"""

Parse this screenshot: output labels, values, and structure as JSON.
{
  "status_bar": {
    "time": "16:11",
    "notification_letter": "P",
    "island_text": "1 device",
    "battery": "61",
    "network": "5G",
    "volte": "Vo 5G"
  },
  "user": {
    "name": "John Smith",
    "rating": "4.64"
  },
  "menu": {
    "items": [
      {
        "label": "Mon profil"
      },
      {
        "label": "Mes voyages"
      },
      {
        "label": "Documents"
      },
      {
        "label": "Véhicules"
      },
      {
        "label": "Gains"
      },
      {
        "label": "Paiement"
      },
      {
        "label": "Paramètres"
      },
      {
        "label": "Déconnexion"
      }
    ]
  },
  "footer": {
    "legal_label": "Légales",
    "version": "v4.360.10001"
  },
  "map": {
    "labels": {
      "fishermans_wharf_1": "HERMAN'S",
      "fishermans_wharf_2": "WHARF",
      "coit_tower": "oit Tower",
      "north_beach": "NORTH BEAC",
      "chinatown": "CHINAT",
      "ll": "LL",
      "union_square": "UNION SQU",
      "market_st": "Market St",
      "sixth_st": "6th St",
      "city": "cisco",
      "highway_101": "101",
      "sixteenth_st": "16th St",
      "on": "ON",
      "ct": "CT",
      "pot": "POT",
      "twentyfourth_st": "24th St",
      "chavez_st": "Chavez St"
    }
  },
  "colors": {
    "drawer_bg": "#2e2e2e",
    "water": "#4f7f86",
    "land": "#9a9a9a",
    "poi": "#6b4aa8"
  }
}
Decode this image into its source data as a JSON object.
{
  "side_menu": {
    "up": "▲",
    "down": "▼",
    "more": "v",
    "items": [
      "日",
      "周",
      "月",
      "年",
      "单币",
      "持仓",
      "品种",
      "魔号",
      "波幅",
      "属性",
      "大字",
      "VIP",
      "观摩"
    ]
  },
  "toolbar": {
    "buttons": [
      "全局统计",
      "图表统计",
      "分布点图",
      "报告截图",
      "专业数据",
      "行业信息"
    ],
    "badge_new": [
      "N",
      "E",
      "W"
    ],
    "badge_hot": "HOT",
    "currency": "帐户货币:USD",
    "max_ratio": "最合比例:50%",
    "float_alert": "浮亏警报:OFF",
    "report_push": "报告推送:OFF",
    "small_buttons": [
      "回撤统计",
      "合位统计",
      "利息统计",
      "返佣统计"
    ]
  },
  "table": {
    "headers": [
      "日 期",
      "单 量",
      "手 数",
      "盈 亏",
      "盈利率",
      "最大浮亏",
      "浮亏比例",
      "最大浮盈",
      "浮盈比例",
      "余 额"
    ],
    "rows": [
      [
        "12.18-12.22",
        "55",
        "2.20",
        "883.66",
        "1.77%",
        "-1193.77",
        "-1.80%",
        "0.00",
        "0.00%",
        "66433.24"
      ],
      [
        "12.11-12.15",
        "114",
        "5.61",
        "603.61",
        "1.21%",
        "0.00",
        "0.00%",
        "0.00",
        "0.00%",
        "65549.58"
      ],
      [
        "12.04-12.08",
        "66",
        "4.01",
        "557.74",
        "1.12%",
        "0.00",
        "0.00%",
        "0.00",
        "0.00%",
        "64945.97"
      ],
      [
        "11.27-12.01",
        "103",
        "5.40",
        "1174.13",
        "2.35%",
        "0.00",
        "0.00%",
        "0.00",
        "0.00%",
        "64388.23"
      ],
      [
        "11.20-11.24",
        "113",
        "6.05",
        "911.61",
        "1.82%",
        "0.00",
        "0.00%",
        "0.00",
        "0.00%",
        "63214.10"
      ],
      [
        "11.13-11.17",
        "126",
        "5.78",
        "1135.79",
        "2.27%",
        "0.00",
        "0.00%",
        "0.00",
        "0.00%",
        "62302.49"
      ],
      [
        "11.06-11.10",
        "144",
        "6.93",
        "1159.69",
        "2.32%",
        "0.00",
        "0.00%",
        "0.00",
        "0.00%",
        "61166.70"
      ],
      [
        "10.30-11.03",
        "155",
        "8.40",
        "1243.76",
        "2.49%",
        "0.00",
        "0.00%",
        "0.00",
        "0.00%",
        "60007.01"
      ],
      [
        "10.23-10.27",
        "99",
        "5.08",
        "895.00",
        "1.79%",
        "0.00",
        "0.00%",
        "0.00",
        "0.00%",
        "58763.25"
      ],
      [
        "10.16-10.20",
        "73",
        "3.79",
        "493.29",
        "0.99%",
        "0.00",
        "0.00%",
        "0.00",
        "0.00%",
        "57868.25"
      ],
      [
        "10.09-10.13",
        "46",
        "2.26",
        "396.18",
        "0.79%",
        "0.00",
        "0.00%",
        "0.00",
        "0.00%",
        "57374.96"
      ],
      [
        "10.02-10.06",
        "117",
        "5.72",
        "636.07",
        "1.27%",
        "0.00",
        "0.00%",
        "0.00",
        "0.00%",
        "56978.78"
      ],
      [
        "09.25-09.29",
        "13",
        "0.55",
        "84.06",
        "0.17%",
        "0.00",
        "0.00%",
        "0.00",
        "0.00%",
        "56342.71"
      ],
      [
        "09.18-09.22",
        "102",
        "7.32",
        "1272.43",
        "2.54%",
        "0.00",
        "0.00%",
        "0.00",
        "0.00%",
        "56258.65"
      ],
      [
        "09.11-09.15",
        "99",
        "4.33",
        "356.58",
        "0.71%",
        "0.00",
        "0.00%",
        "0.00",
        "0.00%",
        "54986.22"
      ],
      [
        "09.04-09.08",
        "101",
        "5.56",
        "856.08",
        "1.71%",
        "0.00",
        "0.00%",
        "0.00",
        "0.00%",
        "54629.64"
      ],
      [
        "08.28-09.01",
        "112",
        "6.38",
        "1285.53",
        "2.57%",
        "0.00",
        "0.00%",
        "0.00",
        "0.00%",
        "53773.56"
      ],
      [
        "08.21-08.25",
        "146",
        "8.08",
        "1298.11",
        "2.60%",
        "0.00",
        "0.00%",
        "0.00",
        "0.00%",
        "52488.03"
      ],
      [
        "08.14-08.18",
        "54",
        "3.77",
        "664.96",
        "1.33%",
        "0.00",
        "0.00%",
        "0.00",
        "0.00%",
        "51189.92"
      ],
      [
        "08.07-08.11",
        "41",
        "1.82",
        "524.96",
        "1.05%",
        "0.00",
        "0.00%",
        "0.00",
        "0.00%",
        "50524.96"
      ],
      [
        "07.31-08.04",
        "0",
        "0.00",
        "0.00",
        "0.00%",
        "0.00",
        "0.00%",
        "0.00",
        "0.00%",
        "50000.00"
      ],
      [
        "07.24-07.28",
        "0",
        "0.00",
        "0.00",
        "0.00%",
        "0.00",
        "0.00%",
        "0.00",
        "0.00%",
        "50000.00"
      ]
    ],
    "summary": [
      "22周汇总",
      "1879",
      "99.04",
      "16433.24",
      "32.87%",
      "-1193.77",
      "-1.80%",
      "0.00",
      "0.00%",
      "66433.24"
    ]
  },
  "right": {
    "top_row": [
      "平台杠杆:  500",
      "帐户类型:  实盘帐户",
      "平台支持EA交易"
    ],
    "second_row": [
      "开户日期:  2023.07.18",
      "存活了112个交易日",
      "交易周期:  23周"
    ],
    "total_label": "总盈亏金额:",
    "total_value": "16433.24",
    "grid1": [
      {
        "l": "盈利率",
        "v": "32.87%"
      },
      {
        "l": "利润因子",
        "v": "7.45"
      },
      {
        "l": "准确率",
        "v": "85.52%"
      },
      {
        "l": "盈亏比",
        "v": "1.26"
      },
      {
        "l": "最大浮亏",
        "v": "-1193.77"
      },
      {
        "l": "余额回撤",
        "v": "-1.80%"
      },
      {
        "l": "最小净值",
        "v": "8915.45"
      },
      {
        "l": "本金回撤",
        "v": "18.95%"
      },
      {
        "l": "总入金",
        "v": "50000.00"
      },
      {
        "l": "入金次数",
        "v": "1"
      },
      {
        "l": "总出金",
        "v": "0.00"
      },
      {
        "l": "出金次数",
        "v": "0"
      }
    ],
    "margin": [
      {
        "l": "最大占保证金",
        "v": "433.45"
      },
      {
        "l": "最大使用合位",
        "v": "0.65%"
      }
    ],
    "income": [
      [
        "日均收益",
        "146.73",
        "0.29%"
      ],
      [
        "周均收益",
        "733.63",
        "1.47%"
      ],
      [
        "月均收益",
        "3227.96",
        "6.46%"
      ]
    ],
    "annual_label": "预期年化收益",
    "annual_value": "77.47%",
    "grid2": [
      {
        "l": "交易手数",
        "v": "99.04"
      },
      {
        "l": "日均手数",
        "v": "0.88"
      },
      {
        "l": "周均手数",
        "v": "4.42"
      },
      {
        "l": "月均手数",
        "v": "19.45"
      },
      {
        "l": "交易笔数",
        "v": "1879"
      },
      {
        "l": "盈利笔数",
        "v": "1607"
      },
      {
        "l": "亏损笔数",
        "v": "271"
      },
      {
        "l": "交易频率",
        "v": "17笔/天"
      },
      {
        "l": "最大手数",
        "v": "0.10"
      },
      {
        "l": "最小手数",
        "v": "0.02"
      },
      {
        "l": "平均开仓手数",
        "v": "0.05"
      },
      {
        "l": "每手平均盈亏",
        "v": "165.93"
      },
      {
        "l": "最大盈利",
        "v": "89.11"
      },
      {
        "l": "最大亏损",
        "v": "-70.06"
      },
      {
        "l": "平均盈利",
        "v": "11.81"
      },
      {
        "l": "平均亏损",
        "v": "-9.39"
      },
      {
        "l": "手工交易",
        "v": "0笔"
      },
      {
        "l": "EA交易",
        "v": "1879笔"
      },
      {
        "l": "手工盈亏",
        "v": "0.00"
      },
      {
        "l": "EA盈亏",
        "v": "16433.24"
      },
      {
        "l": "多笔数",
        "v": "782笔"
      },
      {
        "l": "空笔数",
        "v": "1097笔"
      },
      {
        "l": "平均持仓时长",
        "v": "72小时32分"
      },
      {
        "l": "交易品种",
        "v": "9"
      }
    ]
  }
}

"""

> INSTRUCTIONS TO FOLLOW
Extract every line that has the string "labels" in it.

> SOLUTION FOR THIS TASK
Parse this screenshot: output labels, values, and structure as JSON.
    "labels": {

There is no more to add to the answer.